Saved data entries:
BEGIN
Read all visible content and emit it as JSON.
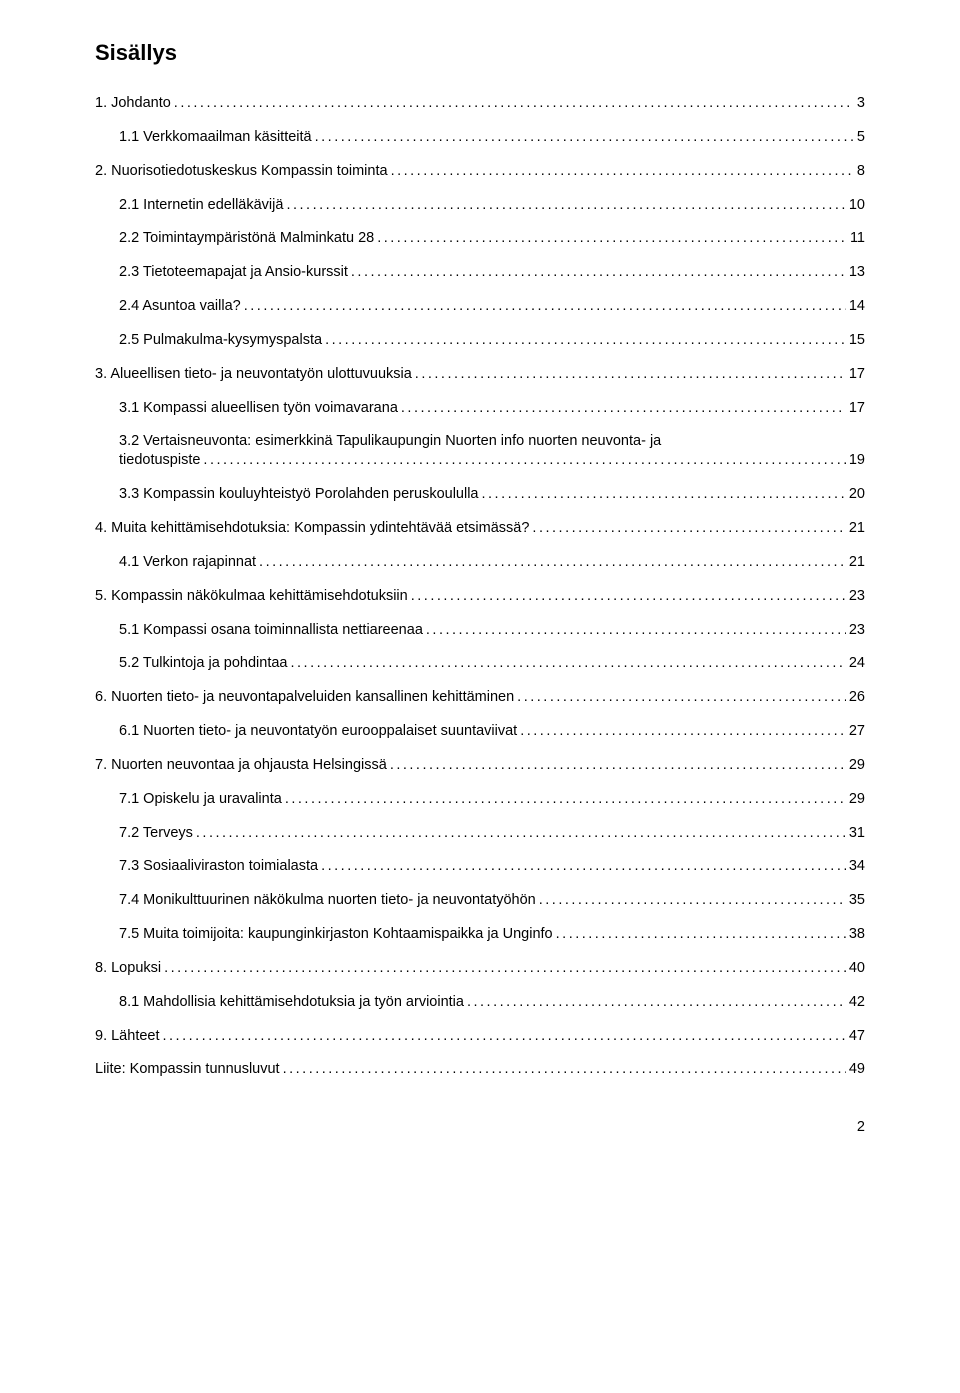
{
  "title": "Sisällys",
  "entries": [
    {
      "label": "1. Johdanto",
      "page": "3",
      "level": 0
    },
    {
      "label": "1.1 Verkkomaailman käsitteitä",
      "page": "5",
      "level": 1
    },
    {
      "label": "2. Nuorisotiedotuskeskus Kompassin toiminta",
      "page": "8",
      "level": 0
    },
    {
      "label": "2.1 Internetin edelläkävijä",
      "page": "10",
      "level": 1
    },
    {
      "label": "2.2 Toimintaympäristönä Malminkatu 28",
      "page": "11",
      "level": 1
    },
    {
      "label": "2.3 Tietoteemapajat ja Ansio-kurssit",
      "page": "13",
      "level": 1
    },
    {
      "label": "2.4 Asuntoa vailla?",
      "page": "14",
      "level": 1
    },
    {
      "label": "2.5 Pulmakulma-kysymyspalsta",
      "page": "15",
      "level": 1
    },
    {
      "label": "3. Alueellisen tieto- ja neuvontatyön ulottuvuuksia",
      "page": "17",
      "level": 0
    },
    {
      "label": "3.1 Kompassi alueellisen työn voimavarana",
      "page": "17",
      "level": 1
    },
    {
      "label": "3.2 Vertaisneuvonta: esimerkkinä Tapulikaupungin Nuorten info nuorten neuvonta- ja tiedotuspiste",
      "page": "19",
      "level": 1
    },
    {
      "label": "3.3 Kompassin kouluyhteistyö Porolahden peruskoululla",
      "page": "20",
      "level": 1
    },
    {
      "label": "4. Muita kehittämisehdotuksia: Kompassin ydintehtävää etsimässä?",
      "page": "21",
      "level": 0
    },
    {
      "label": "4.1 Verkon rajapinnat",
      "page": "21",
      "level": 1
    },
    {
      "label": "5. Kompassin näkökulmaa kehittämisehdotuksiin",
      "page": "23",
      "level": 0
    },
    {
      "label": "5.1 Kompassi osana toiminnallista nettiareenaa",
      "page": "23",
      "level": 1
    },
    {
      "label": "5.2 Tulkintoja ja pohdintaa",
      "page": "24",
      "level": 1
    },
    {
      "label": "6. Nuorten tieto- ja neuvontapalveluiden kansallinen kehittäminen",
      "page": "26",
      "level": 0
    },
    {
      "label": "6.1 Nuorten tieto- ja neuvontatyön eurooppalaiset suuntaviivat",
      "page": "27",
      "level": 1
    },
    {
      "label": "7. Nuorten neuvontaa ja ohjausta Helsingissä",
      "page": "29",
      "level": 0
    },
    {
      "label": "7.1 Opiskelu ja uravalinta",
      "page": "29",
      "level": 1
    },
    {
      "label": "7.2 Terveys",
      "page": "31",
      "level": 1
    },
    {
      "label": "7.3 Sosiaaliviraston toimialasta",
      "page": "34",
      "level": 1
    },
    {
      "label": "7.4 Monikulttuurinen näkökulma nuorten tieto- ja neuvontatyöhön",
      "page": "35",
      "level": 1
    },
    {
      "label": "7.5 Muita toimijoita: kaupunginkirjaston Kohtaamispaikka ja Unginfo",
      "page": "38",
      "level": 1
    },
    {
      "label": "8. Lopuksi",
      "page": "40",
      "level": 0
    },
    {
      "label": "8.1 Mahdollisia kehittämisehdotuksia ja työn arviointia",
      "page": "42",
      "level": 1
    },
    {
      "label": "9. Lähteet",
      "page": "47",
      "level": 0
    },
    {
      "label": "Liite: Kompassin tunnusluvut",
      "page": "49",
      "level": 0
    }
  ],
  "pageNumber": "2",
  "colors": {
    "text": "#000000",
    "background": "#ffffff"
  },
  "typography": {
    "title_fontsize": 22,
    "body_fontsize": 14.5,
    "font_family": "Arial"
  }
}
END
■ Given task
Pull out every line above that holds the word "Muita".

■ Answer below
      "label": "4. Muita kehittämisehdotuksia: Kompassin ydintehtävää etsimässä?",
      "label": "7.5 Muita toimijoita: kaupunginkirjaston Kohtaamispaikka ja Unginfo",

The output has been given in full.